WHAT TO WORK ON: Within this material, how many lines have the string "RESONANCE" in them? The answer is a number, with nothing added.

START

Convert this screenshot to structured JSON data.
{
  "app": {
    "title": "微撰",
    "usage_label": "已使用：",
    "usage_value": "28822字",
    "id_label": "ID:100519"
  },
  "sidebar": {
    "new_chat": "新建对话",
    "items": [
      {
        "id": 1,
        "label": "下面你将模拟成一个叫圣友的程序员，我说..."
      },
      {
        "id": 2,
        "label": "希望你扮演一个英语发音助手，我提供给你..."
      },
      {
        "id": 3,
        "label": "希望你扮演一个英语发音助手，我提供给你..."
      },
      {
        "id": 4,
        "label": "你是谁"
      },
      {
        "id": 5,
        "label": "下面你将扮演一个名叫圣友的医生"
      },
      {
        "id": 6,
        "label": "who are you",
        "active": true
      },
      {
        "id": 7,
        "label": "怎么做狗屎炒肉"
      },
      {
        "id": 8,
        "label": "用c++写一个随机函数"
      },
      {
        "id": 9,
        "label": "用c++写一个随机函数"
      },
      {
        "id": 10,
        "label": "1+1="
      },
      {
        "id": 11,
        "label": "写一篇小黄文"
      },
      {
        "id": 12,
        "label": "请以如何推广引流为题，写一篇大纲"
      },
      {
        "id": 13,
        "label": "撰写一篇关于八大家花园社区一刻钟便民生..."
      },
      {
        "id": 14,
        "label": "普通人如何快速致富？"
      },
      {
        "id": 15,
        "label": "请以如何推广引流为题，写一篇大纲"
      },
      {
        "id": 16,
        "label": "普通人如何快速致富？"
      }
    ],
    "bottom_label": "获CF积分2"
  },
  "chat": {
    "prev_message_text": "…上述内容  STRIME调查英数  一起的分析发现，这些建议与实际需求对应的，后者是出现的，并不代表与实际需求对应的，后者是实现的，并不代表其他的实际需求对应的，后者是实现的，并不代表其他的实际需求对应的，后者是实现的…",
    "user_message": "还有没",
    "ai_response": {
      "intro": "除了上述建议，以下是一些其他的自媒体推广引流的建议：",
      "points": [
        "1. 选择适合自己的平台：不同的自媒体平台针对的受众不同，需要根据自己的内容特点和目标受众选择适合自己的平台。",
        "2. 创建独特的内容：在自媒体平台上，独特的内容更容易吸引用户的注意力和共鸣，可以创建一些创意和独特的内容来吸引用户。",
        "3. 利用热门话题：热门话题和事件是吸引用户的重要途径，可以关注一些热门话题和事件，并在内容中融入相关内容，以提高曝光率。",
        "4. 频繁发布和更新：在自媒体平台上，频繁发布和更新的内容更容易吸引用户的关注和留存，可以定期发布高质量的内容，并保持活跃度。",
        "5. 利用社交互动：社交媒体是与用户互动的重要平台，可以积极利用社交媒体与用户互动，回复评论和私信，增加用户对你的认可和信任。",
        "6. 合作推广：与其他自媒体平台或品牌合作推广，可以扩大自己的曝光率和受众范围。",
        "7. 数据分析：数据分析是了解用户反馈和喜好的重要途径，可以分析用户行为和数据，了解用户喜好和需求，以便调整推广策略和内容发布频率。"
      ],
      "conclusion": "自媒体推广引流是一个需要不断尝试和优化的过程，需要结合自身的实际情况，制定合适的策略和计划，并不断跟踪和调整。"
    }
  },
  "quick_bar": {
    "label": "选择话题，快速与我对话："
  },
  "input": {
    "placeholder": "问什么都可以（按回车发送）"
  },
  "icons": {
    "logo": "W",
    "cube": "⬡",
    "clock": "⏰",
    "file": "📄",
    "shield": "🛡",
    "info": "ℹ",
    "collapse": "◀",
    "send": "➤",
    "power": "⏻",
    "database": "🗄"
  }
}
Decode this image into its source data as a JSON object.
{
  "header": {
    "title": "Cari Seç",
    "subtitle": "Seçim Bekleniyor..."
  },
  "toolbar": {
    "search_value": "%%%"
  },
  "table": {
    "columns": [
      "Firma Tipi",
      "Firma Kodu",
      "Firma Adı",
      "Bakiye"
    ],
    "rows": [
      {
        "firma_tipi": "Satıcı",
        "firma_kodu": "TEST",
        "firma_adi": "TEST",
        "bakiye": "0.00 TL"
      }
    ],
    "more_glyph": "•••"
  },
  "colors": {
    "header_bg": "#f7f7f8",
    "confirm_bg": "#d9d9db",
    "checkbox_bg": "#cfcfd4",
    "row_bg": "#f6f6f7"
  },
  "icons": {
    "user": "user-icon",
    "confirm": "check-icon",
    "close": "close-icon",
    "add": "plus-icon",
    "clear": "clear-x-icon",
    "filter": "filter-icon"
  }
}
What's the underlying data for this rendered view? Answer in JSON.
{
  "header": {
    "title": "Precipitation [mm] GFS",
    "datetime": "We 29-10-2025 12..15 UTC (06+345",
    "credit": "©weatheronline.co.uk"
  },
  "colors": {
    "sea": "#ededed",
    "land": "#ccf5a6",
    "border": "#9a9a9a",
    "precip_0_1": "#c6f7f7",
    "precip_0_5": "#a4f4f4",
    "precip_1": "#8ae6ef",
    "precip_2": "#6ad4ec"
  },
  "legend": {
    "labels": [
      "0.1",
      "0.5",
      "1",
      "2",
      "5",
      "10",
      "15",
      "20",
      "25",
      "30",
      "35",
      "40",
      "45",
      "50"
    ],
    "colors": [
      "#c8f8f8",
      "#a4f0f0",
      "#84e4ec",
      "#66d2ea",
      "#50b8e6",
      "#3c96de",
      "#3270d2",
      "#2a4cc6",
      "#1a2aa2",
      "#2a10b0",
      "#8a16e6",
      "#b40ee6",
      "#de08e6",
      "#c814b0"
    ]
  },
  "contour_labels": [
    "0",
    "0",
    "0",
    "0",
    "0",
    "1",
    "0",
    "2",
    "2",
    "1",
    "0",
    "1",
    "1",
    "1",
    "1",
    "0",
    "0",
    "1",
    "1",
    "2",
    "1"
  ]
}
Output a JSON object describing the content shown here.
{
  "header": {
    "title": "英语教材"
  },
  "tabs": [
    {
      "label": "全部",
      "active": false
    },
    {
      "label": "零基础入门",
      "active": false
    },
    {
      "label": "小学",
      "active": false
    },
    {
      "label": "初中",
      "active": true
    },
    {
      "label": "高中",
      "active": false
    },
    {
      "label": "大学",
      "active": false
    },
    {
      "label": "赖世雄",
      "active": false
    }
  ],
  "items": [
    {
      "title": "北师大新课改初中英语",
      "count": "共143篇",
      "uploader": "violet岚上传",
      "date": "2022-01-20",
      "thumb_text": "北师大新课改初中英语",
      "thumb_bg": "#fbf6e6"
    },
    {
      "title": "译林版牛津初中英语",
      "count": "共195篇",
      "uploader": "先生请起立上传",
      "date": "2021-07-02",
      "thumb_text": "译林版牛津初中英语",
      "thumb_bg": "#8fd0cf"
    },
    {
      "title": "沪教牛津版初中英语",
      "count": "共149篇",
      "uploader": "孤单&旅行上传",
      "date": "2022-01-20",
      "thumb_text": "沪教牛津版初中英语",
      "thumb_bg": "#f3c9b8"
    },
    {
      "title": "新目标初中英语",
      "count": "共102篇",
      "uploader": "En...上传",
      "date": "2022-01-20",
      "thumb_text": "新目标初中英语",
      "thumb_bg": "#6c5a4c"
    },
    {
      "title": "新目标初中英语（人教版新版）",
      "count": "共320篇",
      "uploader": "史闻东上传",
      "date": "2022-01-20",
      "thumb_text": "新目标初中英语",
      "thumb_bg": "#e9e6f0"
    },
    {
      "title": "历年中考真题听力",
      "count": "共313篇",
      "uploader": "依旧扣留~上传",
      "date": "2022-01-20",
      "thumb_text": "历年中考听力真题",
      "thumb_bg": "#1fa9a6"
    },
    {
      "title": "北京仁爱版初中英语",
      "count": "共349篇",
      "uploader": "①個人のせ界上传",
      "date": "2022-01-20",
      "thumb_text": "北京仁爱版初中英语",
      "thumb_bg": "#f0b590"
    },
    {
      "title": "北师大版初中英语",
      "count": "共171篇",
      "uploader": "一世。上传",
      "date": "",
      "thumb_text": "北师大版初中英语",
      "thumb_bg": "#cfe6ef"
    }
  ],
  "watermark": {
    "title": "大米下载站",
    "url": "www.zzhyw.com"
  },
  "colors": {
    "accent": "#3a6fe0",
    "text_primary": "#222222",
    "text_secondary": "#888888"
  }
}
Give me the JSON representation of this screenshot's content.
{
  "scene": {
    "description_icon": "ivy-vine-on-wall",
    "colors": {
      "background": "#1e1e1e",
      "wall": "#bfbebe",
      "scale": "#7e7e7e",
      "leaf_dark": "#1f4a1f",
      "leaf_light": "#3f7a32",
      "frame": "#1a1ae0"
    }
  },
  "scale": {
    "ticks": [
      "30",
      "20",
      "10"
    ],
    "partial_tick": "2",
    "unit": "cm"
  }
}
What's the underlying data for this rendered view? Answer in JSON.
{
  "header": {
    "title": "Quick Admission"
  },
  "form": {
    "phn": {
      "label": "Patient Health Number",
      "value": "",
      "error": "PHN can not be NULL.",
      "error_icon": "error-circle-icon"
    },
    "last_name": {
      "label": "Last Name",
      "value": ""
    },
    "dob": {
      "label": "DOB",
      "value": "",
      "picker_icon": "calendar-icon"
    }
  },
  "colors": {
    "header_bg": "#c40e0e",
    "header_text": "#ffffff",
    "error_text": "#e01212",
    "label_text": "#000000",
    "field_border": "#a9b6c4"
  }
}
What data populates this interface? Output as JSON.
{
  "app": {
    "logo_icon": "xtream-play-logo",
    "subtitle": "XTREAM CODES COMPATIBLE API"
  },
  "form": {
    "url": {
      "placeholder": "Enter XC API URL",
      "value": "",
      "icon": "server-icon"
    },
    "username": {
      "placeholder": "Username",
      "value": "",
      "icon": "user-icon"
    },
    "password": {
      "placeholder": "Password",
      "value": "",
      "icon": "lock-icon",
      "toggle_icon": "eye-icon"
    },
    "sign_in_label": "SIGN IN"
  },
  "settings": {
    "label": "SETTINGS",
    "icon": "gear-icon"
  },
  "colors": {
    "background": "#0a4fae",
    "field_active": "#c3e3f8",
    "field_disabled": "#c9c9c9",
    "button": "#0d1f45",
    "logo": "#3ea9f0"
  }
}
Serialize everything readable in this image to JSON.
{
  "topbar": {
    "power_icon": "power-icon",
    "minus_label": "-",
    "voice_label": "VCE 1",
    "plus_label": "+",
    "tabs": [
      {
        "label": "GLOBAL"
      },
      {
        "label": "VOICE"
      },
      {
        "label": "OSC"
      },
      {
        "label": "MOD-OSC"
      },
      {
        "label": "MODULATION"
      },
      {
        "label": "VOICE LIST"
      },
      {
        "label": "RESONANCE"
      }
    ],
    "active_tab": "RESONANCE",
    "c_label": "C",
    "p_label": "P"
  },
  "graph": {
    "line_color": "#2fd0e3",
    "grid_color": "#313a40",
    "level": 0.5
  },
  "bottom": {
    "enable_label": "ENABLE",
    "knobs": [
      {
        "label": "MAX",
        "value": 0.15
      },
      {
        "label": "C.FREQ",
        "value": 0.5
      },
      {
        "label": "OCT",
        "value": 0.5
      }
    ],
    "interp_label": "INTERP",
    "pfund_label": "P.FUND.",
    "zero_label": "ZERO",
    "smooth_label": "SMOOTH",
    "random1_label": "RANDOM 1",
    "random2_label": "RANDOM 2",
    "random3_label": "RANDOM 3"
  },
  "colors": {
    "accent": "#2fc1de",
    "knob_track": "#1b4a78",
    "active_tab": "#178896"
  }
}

END

ANSWER BELOW: 2